### Written request
Copy all lines of the listing that include the string "this".
+++ The data +++
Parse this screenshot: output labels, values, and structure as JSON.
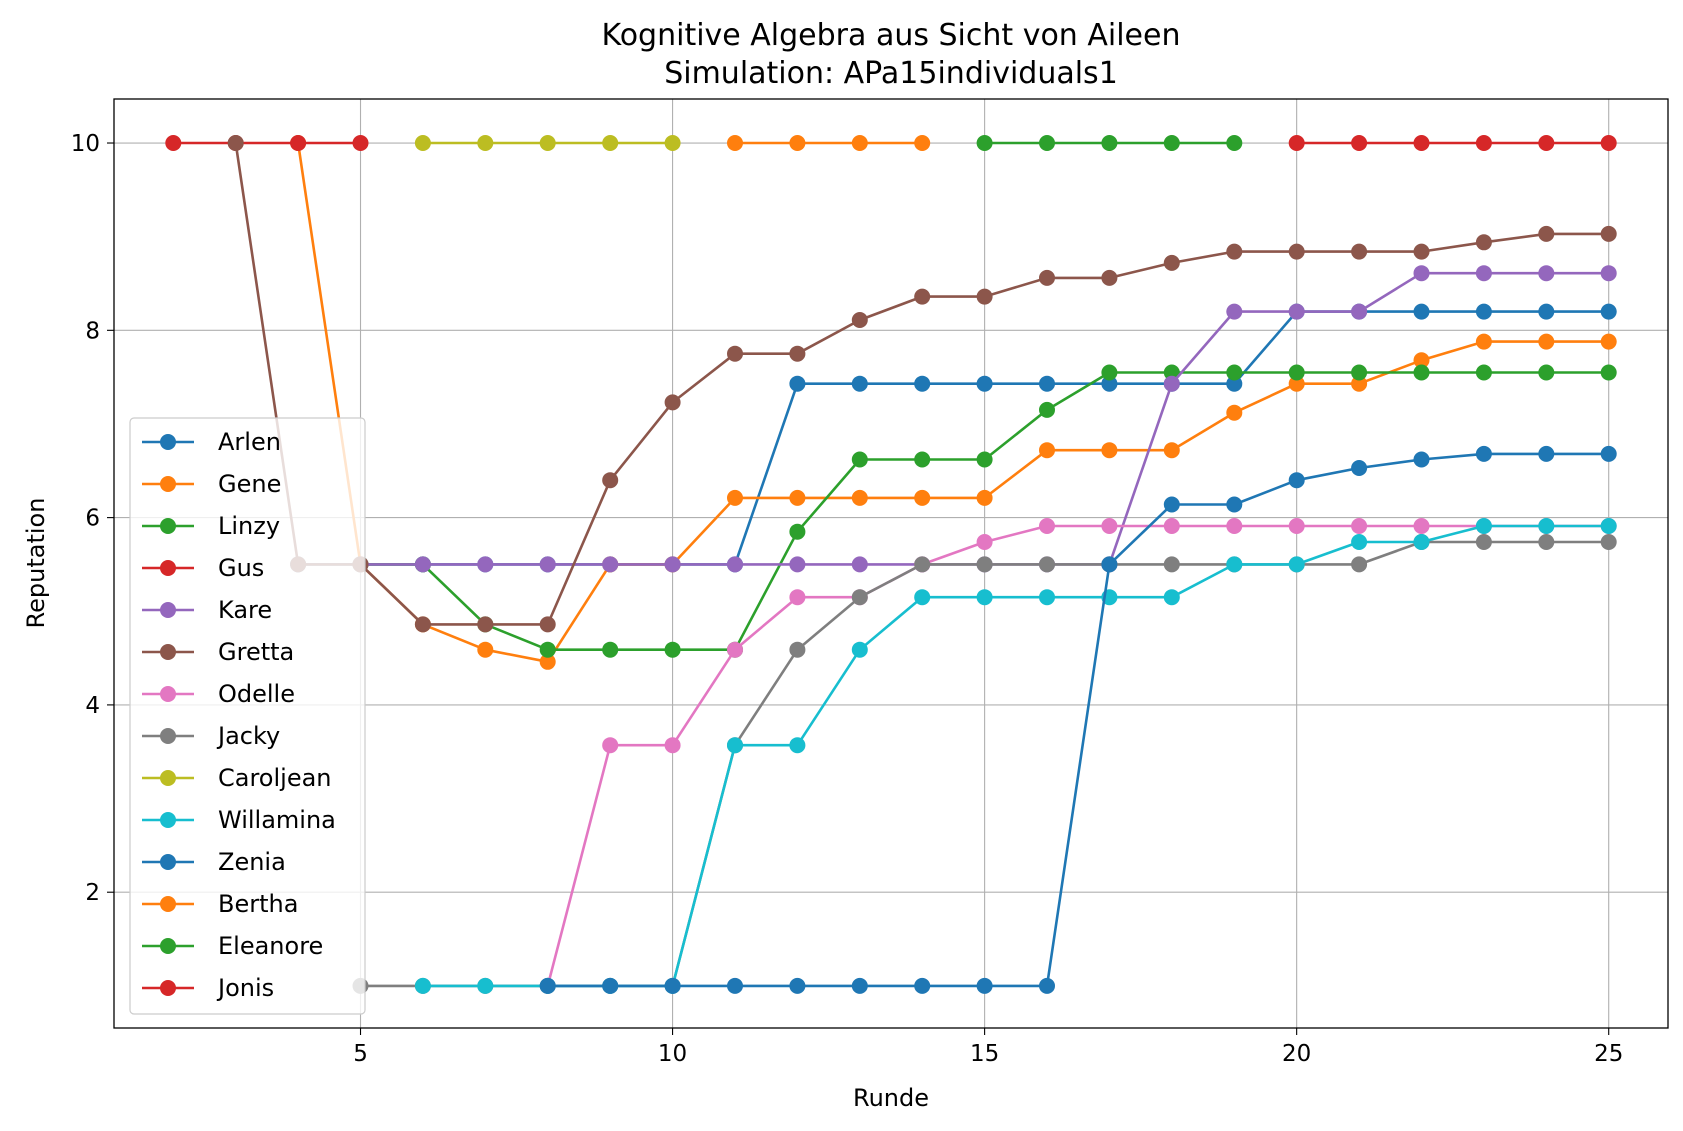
{
  "chart_data": {
    "type": "line",
    "title": "Kognitive Algebra aus Sicht von Aileen",
    "subtitle": "Simulation: APa15individuals1",
    "xlabel": "Runde",
    "ylabel": "Reputation",
    "xlim": [
      1.05,
      25.95
    ],
    "ylim": [
      0.55,
      10.47
    ],
    "xticks": [
      5,
      10,
      15,
      20,
      25
    ],
    "yticks": [
      2,
      4,
      6,
      8,
      10
    ],
    "grid": true,
    "legend_position": "lower left",
    "series": [
      {
        "name": "Arlen",
        "color": "#1f77b4",
        "x": [
          4,
          5,
          6,
          7,
          8,
          9,
          10,
          11,
          12,
          13,
          14,
          15,
          16,
          17,
          18,
          19,
          20,
          21,
          22,
          23,
          24,
          25
        ],
        "y": [
          5.5,
          5.5,
          5.5,
          5.5,
          5.5,
          5.5,
          5.5,
          5.5,
          7.43,
          7.43,
          7.43,
          7.43,
          7.43,
          7.43,
          7.43,
          7.43,
          8.2,
          8.2,
          8.2,
          8.2,
          8.2,
          8.2
        ]
      },
      {
        "name": "Gene",
        "color": "#ff7f0e",
        "x": [
          4,
          5,
          6,
          7,
          8,
          9,
          10,
          11,
          12,
          13,
          14,
          15,
          16,
          17,
          18,
          19,
          20,
          21,
          22,
          23,
          24,
          25
        ],
        "y": [
          10,
          5.5,
          4.86,
          4.59,
          4.46,
          5.5,
          5.5,
          6.21,
          6.21,
          6.21,
          6.21,
          6.21,
          6.72,
          6.72,
          6.72,
          7.12,
          7.43,
          7.43,
          7.68,
          7.88,
          7.88,
          7.88
        ]
      },
      {
        "name": "Linzy",
        "color": "#2ca02c",
        "x": [
          5,
          6,
          7,
          8,
          9,
          10,
          11,
          12,
          13,
          14,
          15,
          16,
          17,
          18,
          19,
          20,
          21,
          22,
          23,
          24,
          25
        ],
        "y": [
          5.5,
          5.5,
          4.86,
          4.59,
          4.59,
          4.59,
          4.59,
          5.85,
          6.62,
          6.62,
          6.62,
          7.15,
          7.55,
          7.55,
          7.55,
          7.55,
          7.55,
          7.55,
          7.55,
          7.55,
          7.55
        ]
      },
      {
        "name": "Gus",
        "color": "#d62728",
        "x": [
          2,
          3,
          4,
          5
        ],
        "y": [
          10,
          10,
          10,
          10
        ]
      },
      {
        "name": "Kare",
        "color": "#9467bd",
        "x": [
          5,
          6,
          7,
          8,
          9,
          10,
          11,
          12,
          13,
          14,
          15,
          16,
          17,
          18,
          19,
          20,
          21,
          22,
          23,
          24,
          25
        ],
        "y": [
          5.5,
          5.5,
          5.5,
          5.5,
          5.5,
          5.5,
          5.5,
          5.5,
          5.5,
          5.5,
          5.5,
          5.5,
          5.5,
          7.43,
          8.2,
          8.2,
          8.2,
          8.61,
          8.61,
          8.61,
          8.61
        ]
      },
      {
        "name": "Gretta",
        "color": "#8c564b",
        "x": [
          3,
          4,
          5,
          6,
          7,
          8,
          9,
          10,
          11,
          12,
          13,
          14,
          15,
          16,
          17,
          18,
          19,
          20,
          21,
          22,
          23,
          24,
          25
        ],
        "y": [
          10,
          5.5,
          5.5,
          4.86,
          4.86,
          4.86,
          6.4,
          7.23,
          7.75,
          7.75,
          8.11,
          8.36,
          8.36,
          8.56,
          8.56,
          8.72,
          8.84,
          8.84,
          8.84,
          8.84,
          8.94,
          9.03,
          9.03
        ]
      },
      {
        "name": "Odelle",
        "color": "#e377c2",
        "x": [
          8,
          9,
          10,
          11,
          12,
          13,
          14,
          15,
          16,
          17,
          18,
          19,
          20,
          21,
          22,
          23,
          24,
          25
        ],
        "y": [
          1,
          3.57,
          3.57,
          4.59,
          5.15,
          5.15,
          5.5,
          5.74,
          5.91,
          5.91,
          5.91,
          5.91,
          5.91,
          5.91,
          5.91,
          5.91,
          5.91,
          5.91
        ]
      },
      {
        "name": "Jacky",
        "color": "#7f7f7f",
        "x": [
          5,
          6,
          7,
          8,
          9,
          10,
          11,
          12,
          13,
          14,
          15,
          16,
          17,
          18,
          19,
          20,
          21,
          22,
          23,
          24,
          25
        ],
        "y": [
          1,
          1,
          1,
          1,
          1,
          1,
          3.57,
          4.59,
          5.15,
          5.5,
          5.5,
          5.5,
          5.5,
          5.5,
          5.5,
          5.5,
          5.5,
          5.74,
          5.74,
          5.74,
          5.74
        ]
      },
      {
        "name": "Caroljean",
        "color": "#bcbd22",
        "x": [
          6,
          7,
          8,
          9,
          10
        ],
        "y": [
          10,
          10,
          10,
          10,
          10
        ]
      },
      {
        "name": "Willamina",
        "color": "#17becf",
        "x": [
          6,
          7,
          8,
          9,
          10,
          11,
          12,
          13,
          14,
          15,
          16,
          17,
          18,
          19,
          20,
          21,
          22,
          23,
          24,
          25
        ],
        "y": [
          1,
          1,
          1,
          1,
          1,
          3.57,
          3.57,
          4.59,
          5.15,
          5.15,
          5.15,
          5.15,
          5.15,
          5.5,
          5.5,
          5.74,
          5.74,
          5.91,
          5.91,
          5.91
        ]
      },
      {
        "name": "Zenia",
        "color": "#1f77b4",
        "x": [
          8,
          9,
          10,
          11,
          12,
          13,
          14,
          15,
          16,
          17,
          18,
          19,
          20,
          21,
          22,
          23,
          24,
          25
        ],
        "y": [
          1,
          1,
          1,
          1,
          1,
          1,
          1,
          1,
          1,
          5.5,
          6.14,
          6.14,
          6.4,
          6.53,
          6.62,
          6.68,
          6.68,
          6.68
        ]
      },
      {
        "name": "Bertha",
        "color": "#ff7f0e",
        "x": [
          11,
          12,
          13,
          14
        ],
        "y": [
          10,
          10,
          10,
          10
        ]
      },
      {
        "name": "Eleanore",
        "color": "#2ca02c",
        "x": [
          15,
          16,
          17,
          18,
          19
        ],
        "y": [
          10,
          10,
          10,
          10,
          10
        ]
      },
      {
        "name": "Jonis",
        "color": "#d62728",
        "x": [
          20,
          21,
          22,
          23,
          24,
          25
        ],
        "y": [
          10,
          10,
          10,
          10,
          10,
          10
        ]
      }
    ]
  }
}
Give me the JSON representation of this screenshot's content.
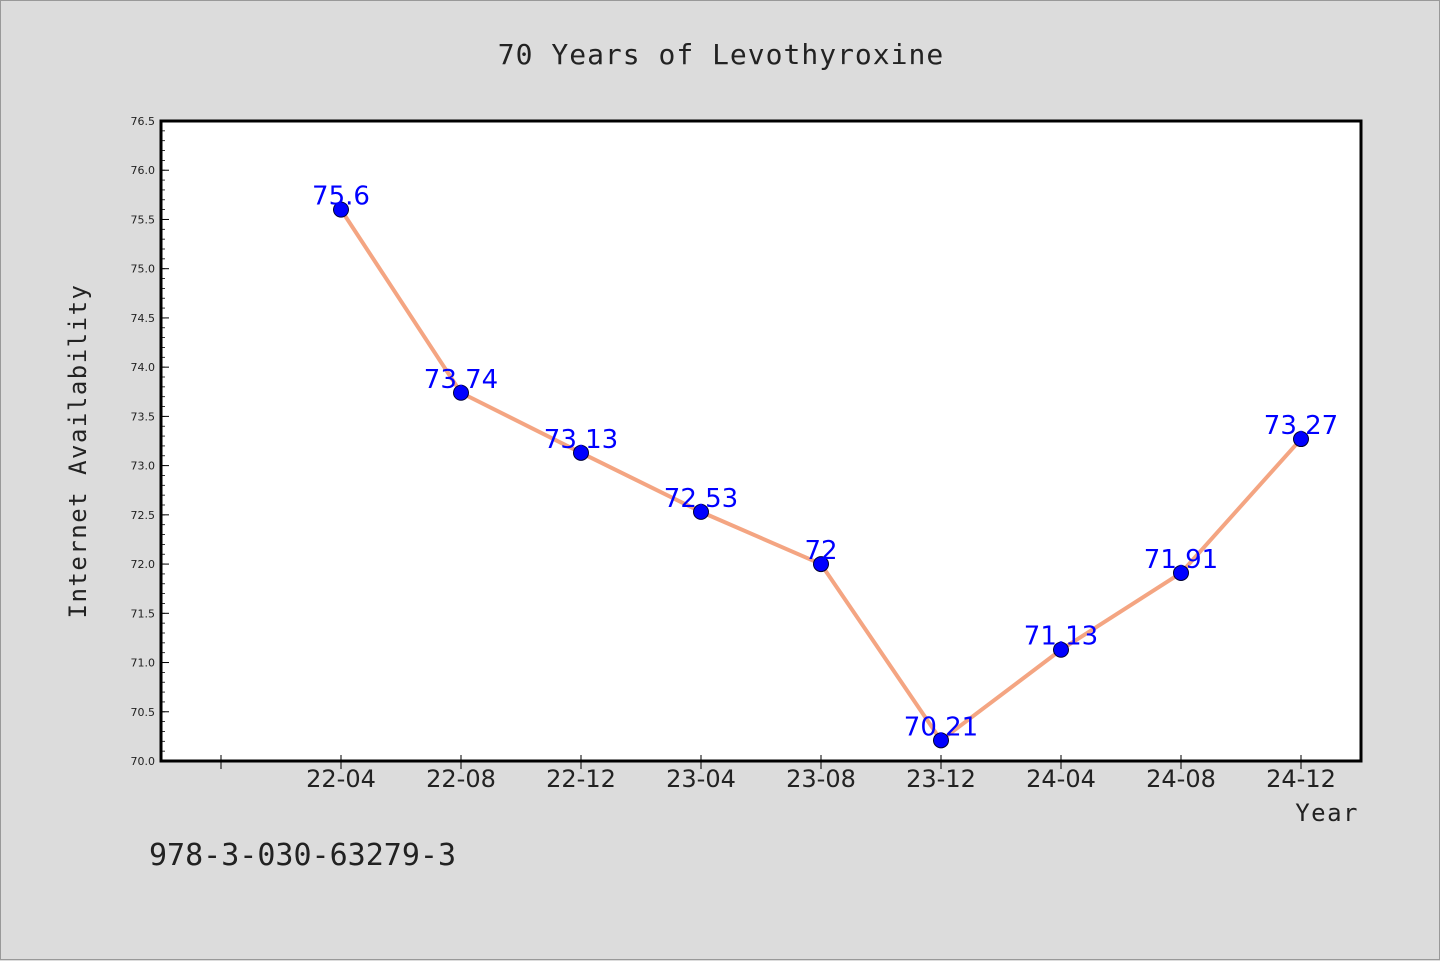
+++
### Response
Parse this screenshot: output labels, values, and structure as JSON.
Give me the JSON representation of this screenshot's content.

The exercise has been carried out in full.